■ Work to do: In the kayak forum thread below, what weight capacity is given for the Heritage Redfish 14?

■ Source passage:
⁂

# Looking for kayak that's dry on butt



## Tom044 (Mar 20, 2013)

Ready to buy kayak soon.My weight is close to 270 lbs. and leaning towards heritage 14 ft.my wife wants to share the kayak which is ok but she wants it dry on the butt area.so need some more advice about kayaks that are dry.
Hoping you guys can give me some advice on best yaks for staying dry for the wife.
Trying to keep price under 800 for yak.
Daughter bought house on bay with ramp.and will start going down in a couple weeks and want to be ready to fish and just ride around.
Thanks again. Tom.


----------



## FLfishR (Oct 3, 2007)

The Heritage is good, the seat area is raised slightly above the floor. Any water that comes in will go into the floor then you can pull a scupper to let it out.


----------



## Pokey Pogie (Jan 23, 2012)

Tom, while I was on Malibu's pro staff and doing demo days at BPS, people would sometimes balk at the price of my Stealth 14 when they asked. They would always ask, "What about the Ascend?" I would tell them the Ascend is a good yak at a good price, but once you get to the neighborhood of 200 to 220 pounds, you should really look into the "big boy" yaks. I am 6'4" and 240 pounds, and I started with a Pelican Castaway that has a 350 pound capacity. I was all that Castaway wanted, believe me. The Heritage Redfish 14 has a 400 pound capacity and if you are 270 it's gonna be wet and you will most likely not enjoy it like you should. I would always ask the larger people that I talked to "Would you buy your pants, shirts, or shoes three sizes to small?" Everybody is different when it comes to choosing a yak, but for somebody of your size I would suggest: X Factor, Stealth 14, Ride 135, Big Game, and if your pockets are deep enough a PA. Check craigslist often.


----------



## ctgalloway21 (Jun 25, 2012)

Jackson Cuda 14 has a raised seat.

⁂

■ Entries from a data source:
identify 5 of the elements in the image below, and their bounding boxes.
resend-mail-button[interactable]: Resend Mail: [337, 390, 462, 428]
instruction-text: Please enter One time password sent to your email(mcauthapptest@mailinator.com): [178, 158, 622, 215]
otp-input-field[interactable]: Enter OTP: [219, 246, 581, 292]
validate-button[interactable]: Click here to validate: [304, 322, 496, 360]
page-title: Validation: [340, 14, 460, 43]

⁂

■ In response: 400 pounds.